→ WHAT TO DO
Each line that holds the word "value" should be returned.

→ EXERCISE MATERIAL

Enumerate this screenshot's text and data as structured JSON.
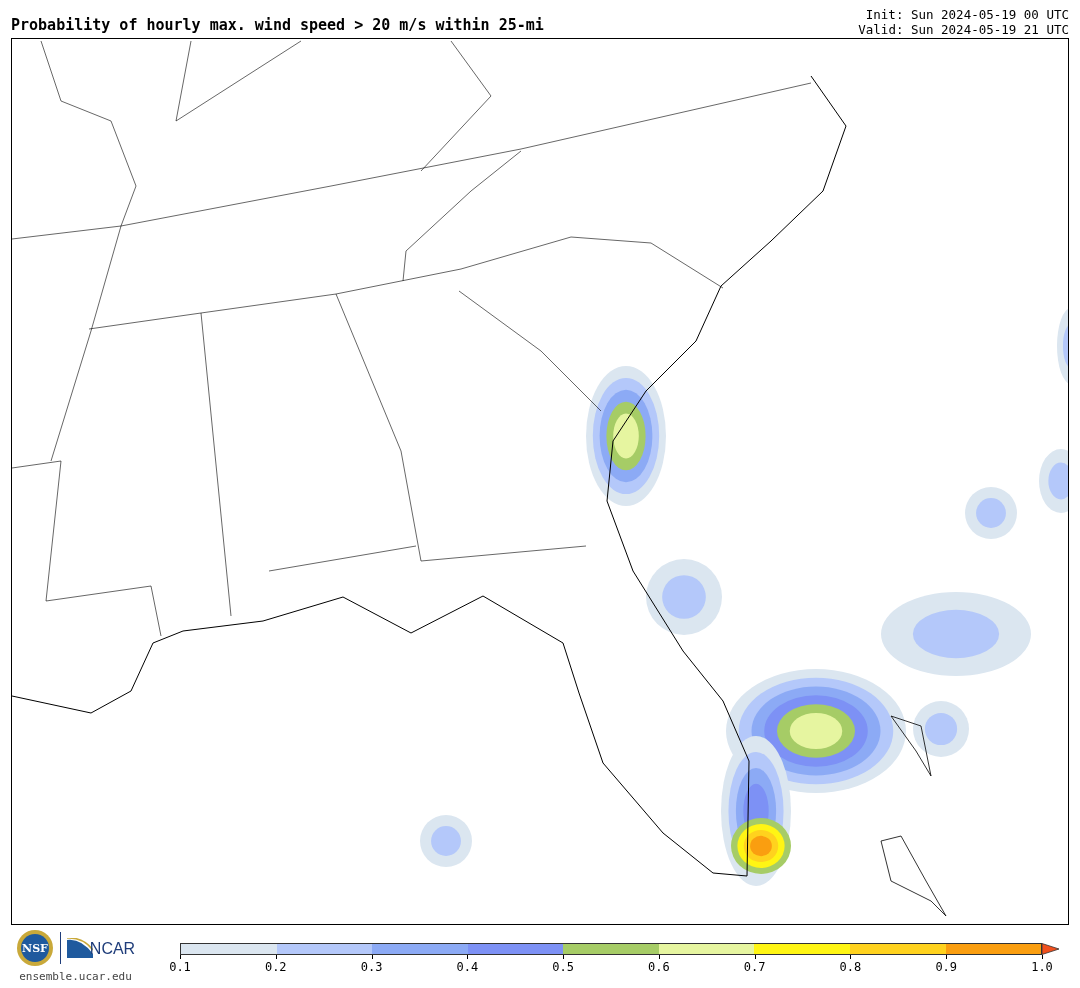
{
  "title": "Probability of hourly max. wind speed > 20 m/s within 25-mi",
  "init": "Init: Sun 2024-05-19 00 UTC",
  "valid": "Valid: Sun 2024-05-19 21 UTC",
  "logos": {
    "nsf": "NSF",
    "ncar": "NCAR",
    "site": "ensemble.ucar.edu"
  },
  "colorbar": {
    "bins": [
      {
        "color": "#dbe6f0"
      },
      {
        "color": "#b4c8fa"
      },
      {
        "color": "#8caaf5"
      },
      {
        "color": "#7d91f5"
      },
      {
        "color": "#a6cc66"
      },
      {
        "color": "#e6f5a0"
      },
      {
        "color": "#fff514"
      },
      {
        "color": "#ffd21e"
      },
      {
        "color": "#fa9e10"
      }
    ],
    "extend": {
      "color": "#f0501e"
    },
    "ticks": [
      "0.1",
      "0.2",
      "0.3",
      "0.4",
      "0.5",
      "0.6",
      "0.7",
      "0.8",
      "0.9",
      "1.0"
    ]
  }
}
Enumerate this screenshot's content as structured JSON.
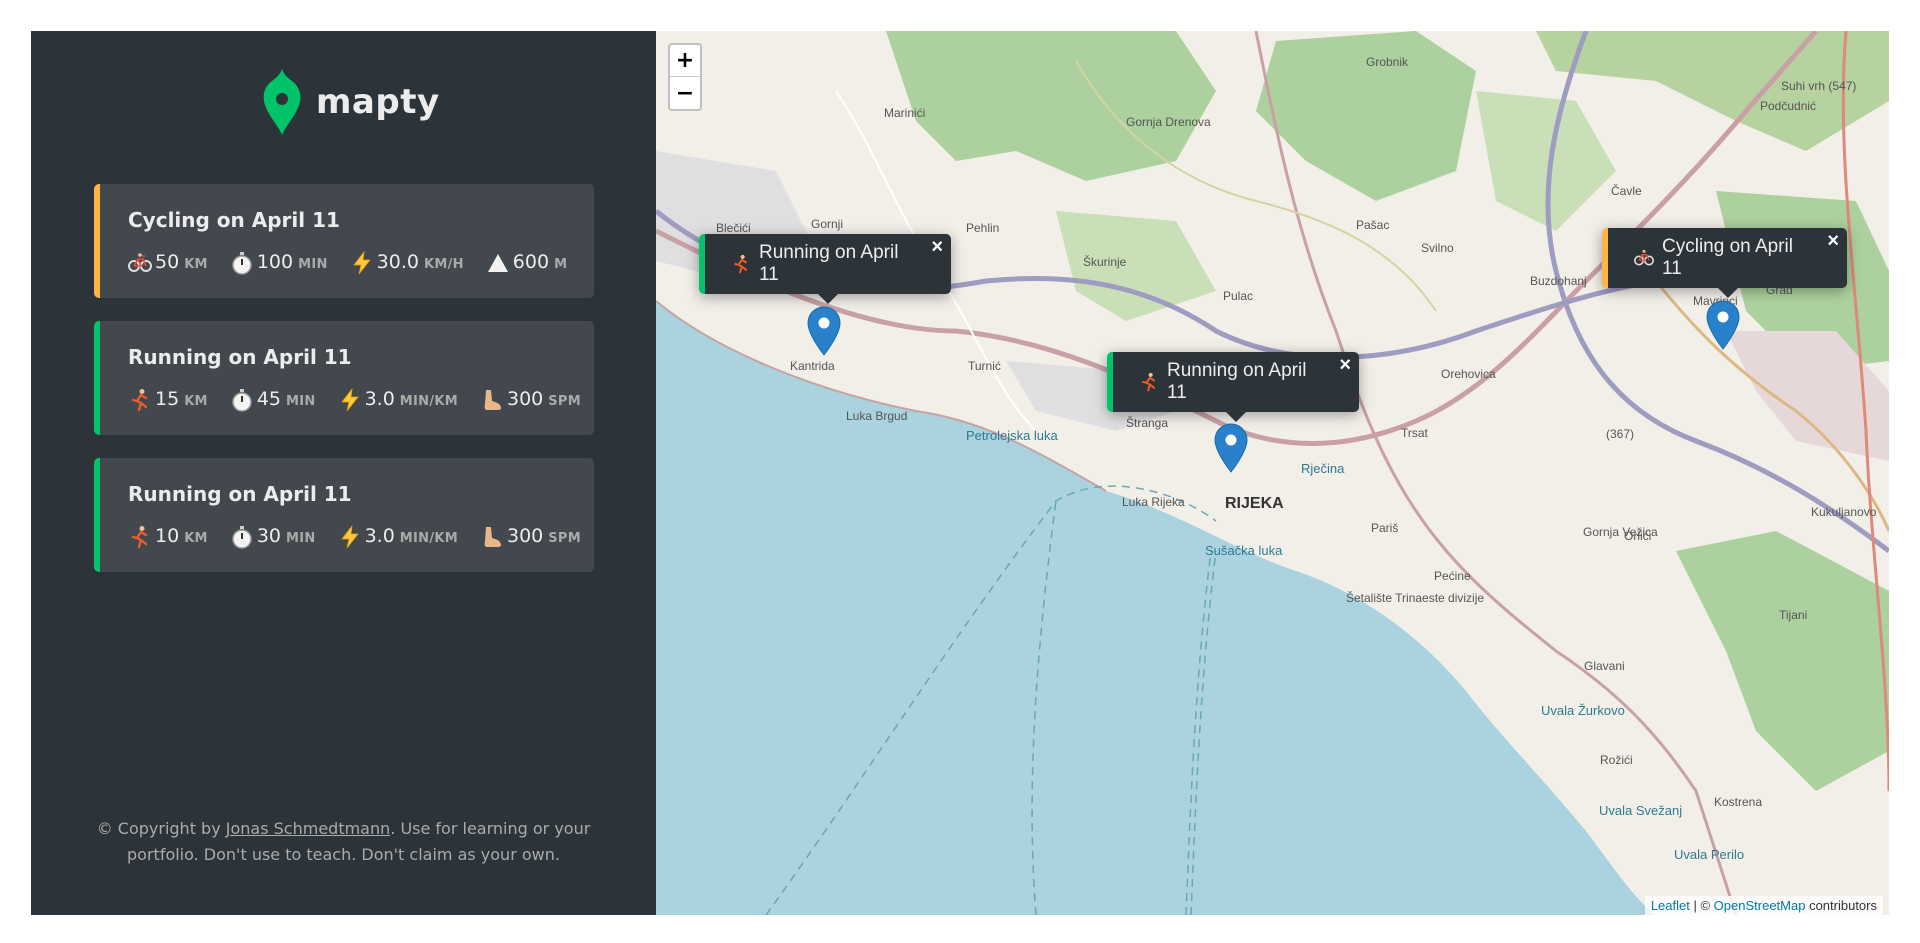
{
  "brand": {
    "name": "mapty"
  },
  "workouts": [
    {
      "type": "cycling",
      "title": "Cycling on April 11",
      "details": [
        {
          "icon": "bicycle-icon",
          "value": "50",
          "unit": "km"
        },
        {
          "icon": "stopwatch-icon",
          "value": "100",
          "unit": "min"
        },
        {
          "icon": "lightning-icon",
          "value": "30.0",
          "unit": "km/h"
        },
        {
          "icon": "mountain-icon",
          "value": "600",
          "unit": "m"
        }
      ]
    },
    {
      "type": "running",
      "title": "Running on April 11",
      "details": [
        {
          "icon": "runner-icon",
          "value": "15",
          "unit": "km"
        },
        {
          "icon": "stopwatch-icon",
          "value": "45",
          "unit": "min"
        },
        {
          "icon": "lightning-icon",
          "value": "3.0",
          "unit": "min/km"
        },
        {
          "icon": "foot-icon",
          "value": "300",
          "unit": "spm"
        }
      ]
    },
    {
      "type": "running",
      "title": "Running on April 11",
      "details": [
        {
          "icon": "runner-icon",
          "value": "10",
          "unit": "km"
        },
        {
          "icon": "stopwatch-icon",
          "value": "30",
          "unit": "min"
        },
        {
          "icon": "lightning-icon",
          "value": "3.0",
          "unit": "min/km"
        },
        {
          "icon": "foot-icon",
          "value": "300",
          "unit": "spm"
        }
      ]
    }
  ],
  "copyright": {
    "prefix": "© Copyright by ",
    "author": "Jonas Schmedtmann",
    "suffix": ". Use for learning or your portfolio. Don't use to teach. Don't claim as your own."
  },
  "map": {
    "zoom_in": "+",
    "zoom_out": "−",
    "popups": [
      {
        "type": "running",
        "label": "Running on April 11",
        "close": "×"
      },
      {
        "type": "running",
        "label": "Running on April 11",
        "close": "×"
      },
      {
        "type": "cycling",
        "label": "Cycling on April 11",
        "close": "×"
      }
    ],
    "places": [
      "Grobnik",
      "Podčudnić",
      "Suhi vrh (547)",
      "Marinići",
      "Gornja Drenova",
      "Pehlin",
      "Škurinje",
      "Pašac",
      "Svilno",
      "Buzdohanj",
      "Blečići",
      "Gornji",
      "Kantrida",
      "Turnić",
      "Pulac",
      "Orehovica",
      "Trsat",
      "(367)",
      "Luka Brgud",
      "Petrolejska luka",
      "Luka Rijeka",
      "RIJEKA",
      "Rječina",
      "Sušačka luka",
      "Pariš",
      "Gornja Vežica",
      "Orlići",
      "Kukuljanovo",
      "Pećine",
      "Šetalište Trinaeste divizije",
      "Tijani",
      "Glavani",
      "Uvala Žurkovo",
      "Rožići",
      "Kostrena",
      "Uvala Svežanj",
      "Uvala Perilo",
      "Čavle",
      "Mavrinci",
      "Grad",
      "Štranga"
    ],
    "attribution": {
      "leaflet": "Leaflet",
      "sep": " | © ",
      "osm": "OpenStreetMap",
      "suffix": " contributors"
    }
  },
  "colors": {
    "sidebar": "#2d3439",
    "card": "#42484d",
    "running": "#00c46a",
    "cycling": "#ffb545",
    "water": "#aad3df",
    "marker": "#2a81cb"
  }
}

→ THE OUTPUT
          "value": "50",
          "value": "100",
          "value": "30.0",
          "value": "600",
          "value": "15",
          "value": "45",
          "value": "3.0",
          "value": "300",
          "value": "10",
          "value": "30",
          "value": "3.0",
          "value": "300",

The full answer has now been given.